Structured figure records
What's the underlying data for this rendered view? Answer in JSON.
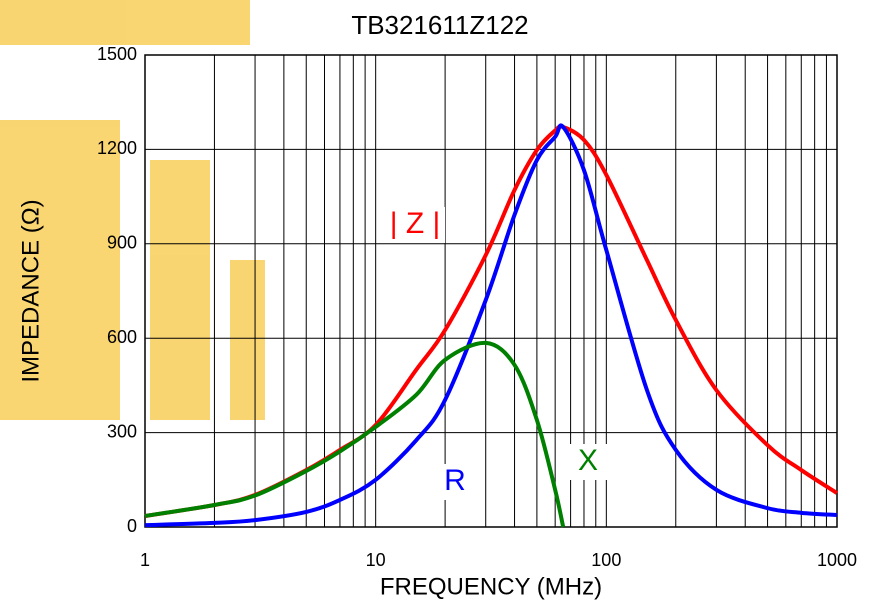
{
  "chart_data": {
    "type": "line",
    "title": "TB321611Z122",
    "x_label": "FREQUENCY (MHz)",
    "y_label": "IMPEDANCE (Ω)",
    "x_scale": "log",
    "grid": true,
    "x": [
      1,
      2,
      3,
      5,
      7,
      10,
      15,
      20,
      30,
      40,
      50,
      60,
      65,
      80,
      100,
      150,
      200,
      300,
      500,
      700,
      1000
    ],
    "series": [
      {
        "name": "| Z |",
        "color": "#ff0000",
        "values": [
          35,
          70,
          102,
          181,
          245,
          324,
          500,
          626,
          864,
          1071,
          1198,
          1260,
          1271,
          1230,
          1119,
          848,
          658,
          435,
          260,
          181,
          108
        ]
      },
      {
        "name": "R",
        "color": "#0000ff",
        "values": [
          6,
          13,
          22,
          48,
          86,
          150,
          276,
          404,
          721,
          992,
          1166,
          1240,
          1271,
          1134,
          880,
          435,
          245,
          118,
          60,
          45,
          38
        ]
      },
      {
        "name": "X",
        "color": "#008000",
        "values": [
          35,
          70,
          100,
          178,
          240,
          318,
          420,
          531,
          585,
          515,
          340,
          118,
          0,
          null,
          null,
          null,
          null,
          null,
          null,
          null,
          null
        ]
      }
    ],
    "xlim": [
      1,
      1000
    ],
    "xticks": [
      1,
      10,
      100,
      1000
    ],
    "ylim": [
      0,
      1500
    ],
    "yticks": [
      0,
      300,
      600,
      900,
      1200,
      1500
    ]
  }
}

▶ _What you should do_
Please repeat the entries exactly. Do not include the pictures.

▶ _Answer_
What's the underlying data for this rendered view? Answer in JSON.
{
  "chart_data": {
    "type": "line",
    "title": "TB321611Z122",
    "x_label": "FREQUENCY (MHz)",
    "y_label": "IMPEDANCE (Ω)",
    "x_scale": "log",
    "grid": true,
    "x": [
      1,
      2,
      3,
      5,
      7,
      10,
      15,
      20,
      30,
      40,
      50,
      60,
      65,
      80,
      100,
      150,
      200,
      300,
      500,
      700,
      1000
    ],
    "series": [
      {
        "name": "| Z |",
        "color": "#ff0000",
        "values": [
          35,
          70,
          102,
          181,
          245,
          324,
          500,
          626,
          864,
          1071,
          1198,
          1260,
          1271,
          1230,
          1119,
          848,
          658,
          435,
          260,
          181,
          108
        ]
      },
      {
        "name": "R",
        "color": "#0000ff",
        "values": [
          6,
          13,
          22,
          48,
          86,
          150,
          276,
          404,
          721,
          992,
          1166,
          1240,
          1271,
          1134,
          880,
          435,
          245,
          118,
          60,
          45,
          38
        ]
      },
      {
        "name": "X",
        "color": "#008000",
        "values": [
          35,
          70,
          100,
          178,
          240,
          318,
          420,
          531,
          585,
          515,
          340,
          118,
          0,
          null,
          null,
          null,
          null,
          null,
          null,
          null,
          null
        ]
      }
    ],
    "xlim": [
      1,
      1000
    ],
    "xticks": [
      1,
      10,
      100,
      1000
    ],
    "ylim": [
      0,
      1500
    ],
    "yticks": [
      0,
      300,
      600,
      900,
      1200,
      1500
    ]
  }
}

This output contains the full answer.